Of course, if my right hon. Friend made a promise it will be honoured. May I say that the right hon. Gentleman's opening remarks were completely out of character for him.

I am grateful to the right hon. Gentleman for saying that if the Prime Minister niade a promise to my hon. Friend it will be honoured. because in that case the right hon. Gallic-man will know that the Prime Minister will make the guidelines public. since that is what he promised.

Is my right hon. Friend aware that the reply which he gave to my hon. Friend the Member for Enfield, North (Mr. Davies) with regard to the establishment of a Select Committee to look into the Sri Lanka tea estates and the British interests there will be noted with regret? We look to the Leader of the House for the establishment of Select Committees—not to the Secretary of State for Foreign and Commonwealth Affairs. Will the Leader of the House please look again at this matter?

There is a limit to the number of Select Committee which we can set up. We could set up Select Committees to inquire into everything under the sun. However, I shall consider what my hon. Friend has said. I have no intention to set up a Select Committee on that matter the week after Easter. That was the question which I was asked.

Is the Leader of the House aware that when Ministers speak in this House they are expected to explain the policies of their Departments? Will the right hon. Gentleman say what will happen when the policy of a Department conflicts with a Minister's views on the Common Market?

□ □ □

TASKS>
1. In the parliamentary exchange, to whom does the speaker say members look for the establishment of Select Committees?
2. Reproduce the parliamentary exchange word for word from "I am grateful" to "what he promised.".
Answer from the excerpt alone.

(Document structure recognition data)
□ □ □

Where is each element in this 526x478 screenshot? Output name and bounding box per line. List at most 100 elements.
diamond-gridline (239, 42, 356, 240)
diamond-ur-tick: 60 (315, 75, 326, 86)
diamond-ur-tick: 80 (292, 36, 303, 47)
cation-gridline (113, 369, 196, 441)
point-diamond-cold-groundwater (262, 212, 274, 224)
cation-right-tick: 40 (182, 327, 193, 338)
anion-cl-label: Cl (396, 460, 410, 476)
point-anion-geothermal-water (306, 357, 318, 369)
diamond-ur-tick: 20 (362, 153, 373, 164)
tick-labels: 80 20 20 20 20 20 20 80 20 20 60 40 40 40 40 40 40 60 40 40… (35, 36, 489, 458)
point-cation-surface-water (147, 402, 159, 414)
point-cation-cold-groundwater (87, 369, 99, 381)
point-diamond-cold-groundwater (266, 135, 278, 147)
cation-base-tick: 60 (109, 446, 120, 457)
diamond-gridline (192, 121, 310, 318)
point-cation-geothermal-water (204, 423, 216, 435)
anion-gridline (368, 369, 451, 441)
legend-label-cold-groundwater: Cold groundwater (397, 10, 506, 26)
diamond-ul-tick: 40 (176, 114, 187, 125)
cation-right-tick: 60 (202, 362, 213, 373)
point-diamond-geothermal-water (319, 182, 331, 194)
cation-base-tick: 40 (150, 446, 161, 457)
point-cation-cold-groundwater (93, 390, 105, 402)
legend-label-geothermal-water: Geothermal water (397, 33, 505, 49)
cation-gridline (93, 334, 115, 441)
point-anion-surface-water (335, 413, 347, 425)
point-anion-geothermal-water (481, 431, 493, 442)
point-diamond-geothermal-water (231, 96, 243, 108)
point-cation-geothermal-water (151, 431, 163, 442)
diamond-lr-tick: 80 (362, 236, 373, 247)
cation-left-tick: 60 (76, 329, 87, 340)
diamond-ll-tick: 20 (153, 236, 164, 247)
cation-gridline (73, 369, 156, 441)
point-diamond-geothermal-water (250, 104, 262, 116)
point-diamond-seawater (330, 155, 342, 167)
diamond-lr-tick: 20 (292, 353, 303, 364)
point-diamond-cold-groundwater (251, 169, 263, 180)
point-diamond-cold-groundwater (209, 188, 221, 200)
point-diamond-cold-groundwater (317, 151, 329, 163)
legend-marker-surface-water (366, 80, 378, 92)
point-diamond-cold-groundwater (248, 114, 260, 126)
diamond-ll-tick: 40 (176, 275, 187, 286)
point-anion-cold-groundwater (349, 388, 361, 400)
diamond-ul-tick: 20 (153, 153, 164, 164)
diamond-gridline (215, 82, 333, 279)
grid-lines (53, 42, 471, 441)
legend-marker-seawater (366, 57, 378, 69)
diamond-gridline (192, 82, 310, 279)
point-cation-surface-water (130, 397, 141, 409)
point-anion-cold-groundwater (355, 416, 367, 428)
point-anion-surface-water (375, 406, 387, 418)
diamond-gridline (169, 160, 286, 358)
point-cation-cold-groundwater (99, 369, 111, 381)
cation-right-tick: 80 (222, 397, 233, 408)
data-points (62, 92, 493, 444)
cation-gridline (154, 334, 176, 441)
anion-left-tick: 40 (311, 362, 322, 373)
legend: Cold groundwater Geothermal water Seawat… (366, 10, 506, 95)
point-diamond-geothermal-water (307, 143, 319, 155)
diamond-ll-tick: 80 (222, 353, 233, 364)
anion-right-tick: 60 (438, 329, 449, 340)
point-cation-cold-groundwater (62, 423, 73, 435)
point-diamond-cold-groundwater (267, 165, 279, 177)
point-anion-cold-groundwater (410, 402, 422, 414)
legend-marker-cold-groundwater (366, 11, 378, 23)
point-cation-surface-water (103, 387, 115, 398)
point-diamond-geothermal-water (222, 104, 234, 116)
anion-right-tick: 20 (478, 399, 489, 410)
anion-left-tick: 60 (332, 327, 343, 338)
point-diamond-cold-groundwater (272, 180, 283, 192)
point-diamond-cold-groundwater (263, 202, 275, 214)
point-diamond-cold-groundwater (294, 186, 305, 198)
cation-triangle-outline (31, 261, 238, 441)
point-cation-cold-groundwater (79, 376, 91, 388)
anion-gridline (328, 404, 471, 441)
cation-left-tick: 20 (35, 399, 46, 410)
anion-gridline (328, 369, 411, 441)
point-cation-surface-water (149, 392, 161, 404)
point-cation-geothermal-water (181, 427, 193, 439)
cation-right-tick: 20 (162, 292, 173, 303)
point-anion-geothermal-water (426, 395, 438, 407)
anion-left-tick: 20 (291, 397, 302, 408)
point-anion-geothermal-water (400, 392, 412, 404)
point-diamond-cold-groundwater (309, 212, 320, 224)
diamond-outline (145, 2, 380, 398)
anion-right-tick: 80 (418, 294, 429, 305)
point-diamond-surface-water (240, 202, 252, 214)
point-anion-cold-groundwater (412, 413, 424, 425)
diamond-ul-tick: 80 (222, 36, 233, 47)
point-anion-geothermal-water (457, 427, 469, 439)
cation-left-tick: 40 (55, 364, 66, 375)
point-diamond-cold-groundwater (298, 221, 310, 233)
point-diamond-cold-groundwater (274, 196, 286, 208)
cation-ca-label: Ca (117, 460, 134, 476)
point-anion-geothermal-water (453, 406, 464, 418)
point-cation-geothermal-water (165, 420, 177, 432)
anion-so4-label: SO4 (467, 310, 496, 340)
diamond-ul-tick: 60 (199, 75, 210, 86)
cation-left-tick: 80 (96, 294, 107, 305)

□ □ □

OUTPUTS BY TASK>
1. To the Leader of the House, not the Secretary of State for Foreign and Commonwealth Affairs.

2.
I am grateful to the right hon. Gentleman for saying that if the Prime Minister niade a promise to my hon. Friend it will be honoured. because in that case the right hon. Gallic-man will know that the Prime Minister will make the guidelines public. since that is what he promised.